* STATED PROBLEM *
Filter this data down to the lines that hold "根据四川省教育考试院规定", and copy them.

Data records:
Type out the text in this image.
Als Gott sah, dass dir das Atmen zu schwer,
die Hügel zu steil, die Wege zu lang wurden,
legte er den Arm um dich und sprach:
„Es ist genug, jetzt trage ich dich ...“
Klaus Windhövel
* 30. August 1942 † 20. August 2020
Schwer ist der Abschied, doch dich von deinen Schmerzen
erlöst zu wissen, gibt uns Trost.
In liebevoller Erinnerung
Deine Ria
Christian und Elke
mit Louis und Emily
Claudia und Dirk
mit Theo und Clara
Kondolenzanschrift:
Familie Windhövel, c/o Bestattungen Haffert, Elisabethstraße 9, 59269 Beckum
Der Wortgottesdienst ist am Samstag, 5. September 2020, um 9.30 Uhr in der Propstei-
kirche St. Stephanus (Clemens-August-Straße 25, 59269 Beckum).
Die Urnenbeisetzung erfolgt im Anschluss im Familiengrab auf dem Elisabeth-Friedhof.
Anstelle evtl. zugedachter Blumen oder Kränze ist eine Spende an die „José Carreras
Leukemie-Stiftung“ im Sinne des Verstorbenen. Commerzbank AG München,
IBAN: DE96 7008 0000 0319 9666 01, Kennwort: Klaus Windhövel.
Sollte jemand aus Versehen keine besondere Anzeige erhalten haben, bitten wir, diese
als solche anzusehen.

==

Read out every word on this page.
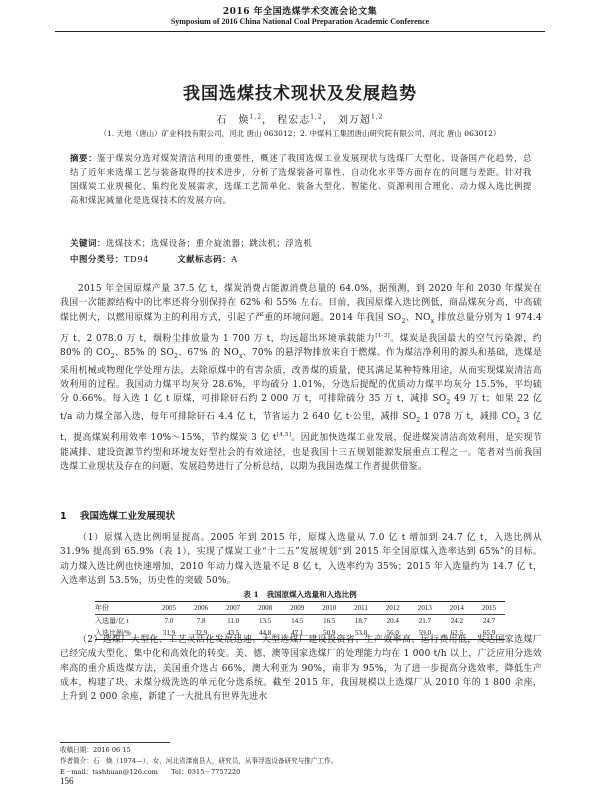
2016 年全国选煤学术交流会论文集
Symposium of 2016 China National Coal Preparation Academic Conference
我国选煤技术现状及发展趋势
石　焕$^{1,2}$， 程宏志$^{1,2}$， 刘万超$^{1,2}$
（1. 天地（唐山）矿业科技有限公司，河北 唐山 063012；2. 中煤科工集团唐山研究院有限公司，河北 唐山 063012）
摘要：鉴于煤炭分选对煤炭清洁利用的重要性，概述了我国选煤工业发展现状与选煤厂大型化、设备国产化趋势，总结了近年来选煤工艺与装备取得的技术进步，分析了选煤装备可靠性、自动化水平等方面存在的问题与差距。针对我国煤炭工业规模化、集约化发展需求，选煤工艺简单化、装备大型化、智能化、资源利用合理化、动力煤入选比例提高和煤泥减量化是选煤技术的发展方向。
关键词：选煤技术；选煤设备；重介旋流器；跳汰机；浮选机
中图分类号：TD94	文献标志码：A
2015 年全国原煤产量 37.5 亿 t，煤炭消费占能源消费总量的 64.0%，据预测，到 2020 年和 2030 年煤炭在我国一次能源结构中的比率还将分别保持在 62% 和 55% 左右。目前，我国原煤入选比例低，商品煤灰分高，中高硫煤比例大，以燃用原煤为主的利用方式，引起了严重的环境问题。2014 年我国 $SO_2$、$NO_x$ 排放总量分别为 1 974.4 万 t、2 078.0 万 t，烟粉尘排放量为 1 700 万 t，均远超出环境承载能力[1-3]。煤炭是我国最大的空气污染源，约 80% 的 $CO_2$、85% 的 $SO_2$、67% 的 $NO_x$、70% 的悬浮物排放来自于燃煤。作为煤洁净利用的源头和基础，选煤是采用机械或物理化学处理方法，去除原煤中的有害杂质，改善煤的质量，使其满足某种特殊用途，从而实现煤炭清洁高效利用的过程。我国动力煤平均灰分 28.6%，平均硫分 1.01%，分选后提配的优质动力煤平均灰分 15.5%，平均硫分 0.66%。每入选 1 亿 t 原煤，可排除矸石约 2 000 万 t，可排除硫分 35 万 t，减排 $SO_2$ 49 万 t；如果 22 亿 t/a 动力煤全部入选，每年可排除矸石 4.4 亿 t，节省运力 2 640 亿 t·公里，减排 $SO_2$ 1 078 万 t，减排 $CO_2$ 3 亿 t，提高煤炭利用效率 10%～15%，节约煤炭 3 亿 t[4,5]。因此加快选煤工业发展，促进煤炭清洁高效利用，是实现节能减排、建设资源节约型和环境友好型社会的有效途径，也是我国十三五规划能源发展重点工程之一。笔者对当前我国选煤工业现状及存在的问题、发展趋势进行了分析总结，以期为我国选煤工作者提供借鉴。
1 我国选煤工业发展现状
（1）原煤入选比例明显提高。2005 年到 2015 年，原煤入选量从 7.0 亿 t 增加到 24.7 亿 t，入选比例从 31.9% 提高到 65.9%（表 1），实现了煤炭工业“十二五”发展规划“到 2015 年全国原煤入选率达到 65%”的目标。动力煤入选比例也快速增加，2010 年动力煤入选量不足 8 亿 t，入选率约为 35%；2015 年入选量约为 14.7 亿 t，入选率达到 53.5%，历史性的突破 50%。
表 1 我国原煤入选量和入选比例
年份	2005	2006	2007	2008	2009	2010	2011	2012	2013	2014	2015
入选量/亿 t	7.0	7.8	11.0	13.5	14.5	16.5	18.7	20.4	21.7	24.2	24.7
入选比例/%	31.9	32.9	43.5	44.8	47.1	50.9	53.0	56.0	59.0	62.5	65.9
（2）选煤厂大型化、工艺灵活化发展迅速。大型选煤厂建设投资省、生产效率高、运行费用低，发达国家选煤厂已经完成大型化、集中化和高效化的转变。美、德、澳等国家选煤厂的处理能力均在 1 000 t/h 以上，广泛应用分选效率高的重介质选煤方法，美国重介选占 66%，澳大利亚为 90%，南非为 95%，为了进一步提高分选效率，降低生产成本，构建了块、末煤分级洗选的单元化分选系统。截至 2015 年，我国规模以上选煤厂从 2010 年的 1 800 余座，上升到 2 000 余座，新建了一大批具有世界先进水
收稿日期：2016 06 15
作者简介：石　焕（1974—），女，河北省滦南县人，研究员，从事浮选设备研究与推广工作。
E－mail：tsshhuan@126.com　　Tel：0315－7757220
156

==

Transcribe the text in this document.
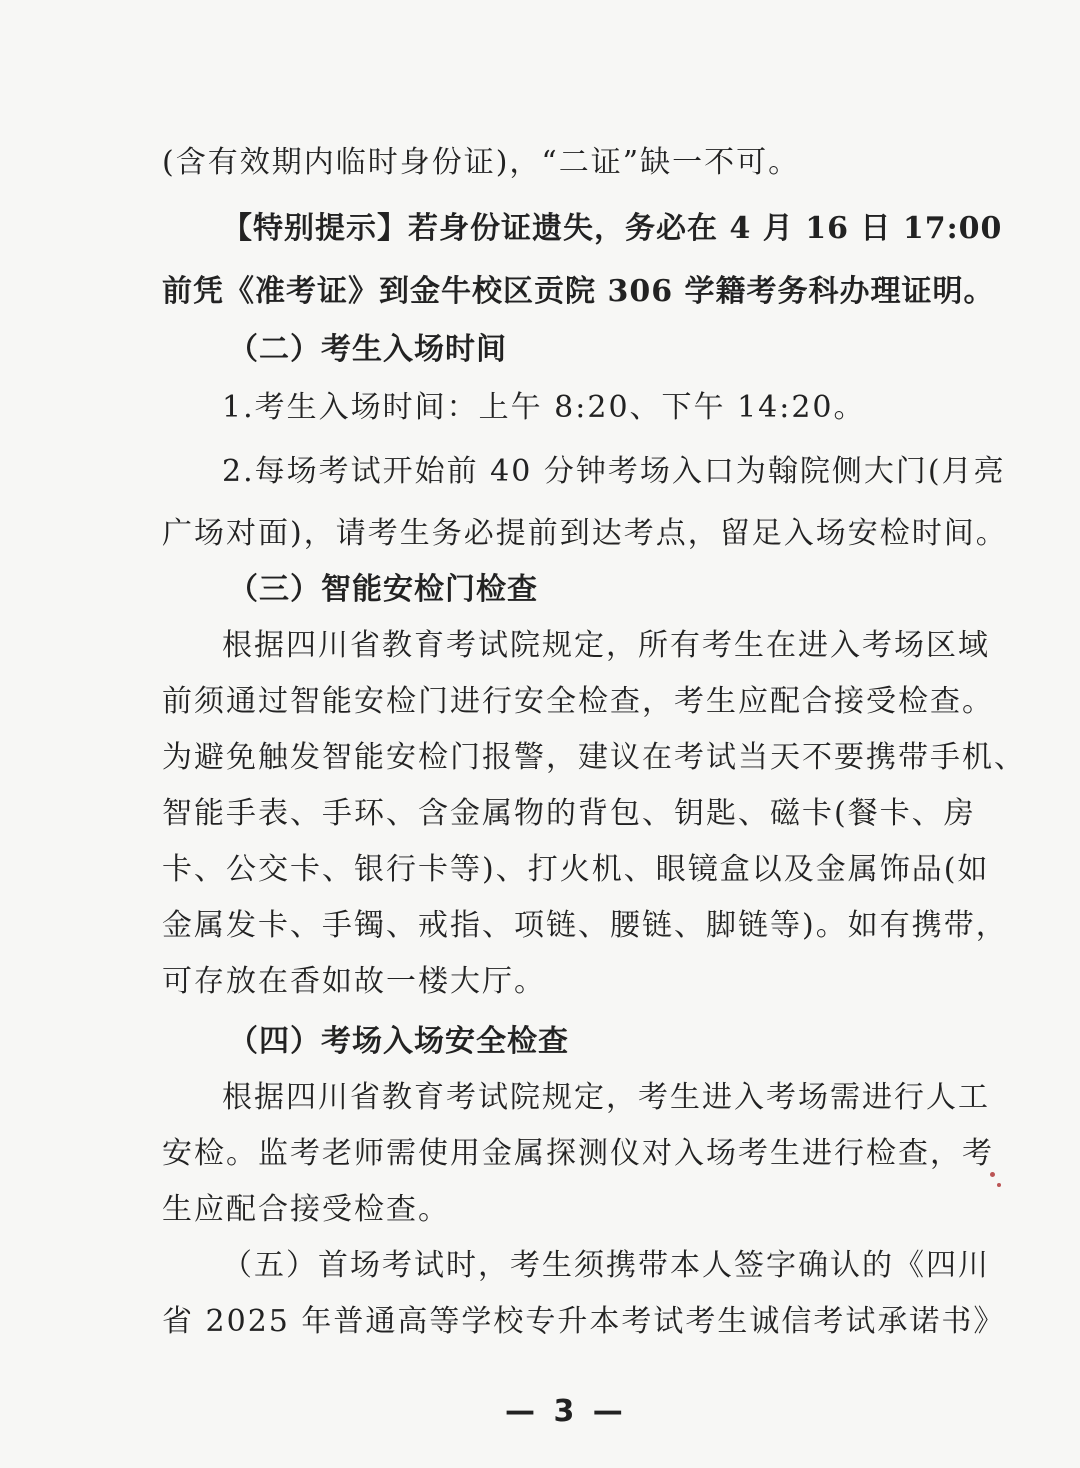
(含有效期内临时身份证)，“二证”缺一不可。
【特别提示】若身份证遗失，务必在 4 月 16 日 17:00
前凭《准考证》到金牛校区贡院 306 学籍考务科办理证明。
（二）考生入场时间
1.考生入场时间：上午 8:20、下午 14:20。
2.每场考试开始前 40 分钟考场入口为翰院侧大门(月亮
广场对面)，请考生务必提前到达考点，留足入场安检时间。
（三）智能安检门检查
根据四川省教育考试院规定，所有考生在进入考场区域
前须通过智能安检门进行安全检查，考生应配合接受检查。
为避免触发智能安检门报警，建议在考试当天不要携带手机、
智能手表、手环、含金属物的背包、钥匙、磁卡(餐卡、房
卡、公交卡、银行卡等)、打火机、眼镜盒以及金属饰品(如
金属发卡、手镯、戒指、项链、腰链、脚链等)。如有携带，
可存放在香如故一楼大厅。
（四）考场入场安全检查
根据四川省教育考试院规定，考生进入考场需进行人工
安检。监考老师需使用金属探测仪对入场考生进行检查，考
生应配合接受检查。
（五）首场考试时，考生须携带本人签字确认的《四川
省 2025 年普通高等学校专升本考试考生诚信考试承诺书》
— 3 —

* WRITTEN ANSWER *
根据四川省教育考试院规定，所有考生在进入考场区域
根据四川省教育考试院规定，考生进入考场需进行人工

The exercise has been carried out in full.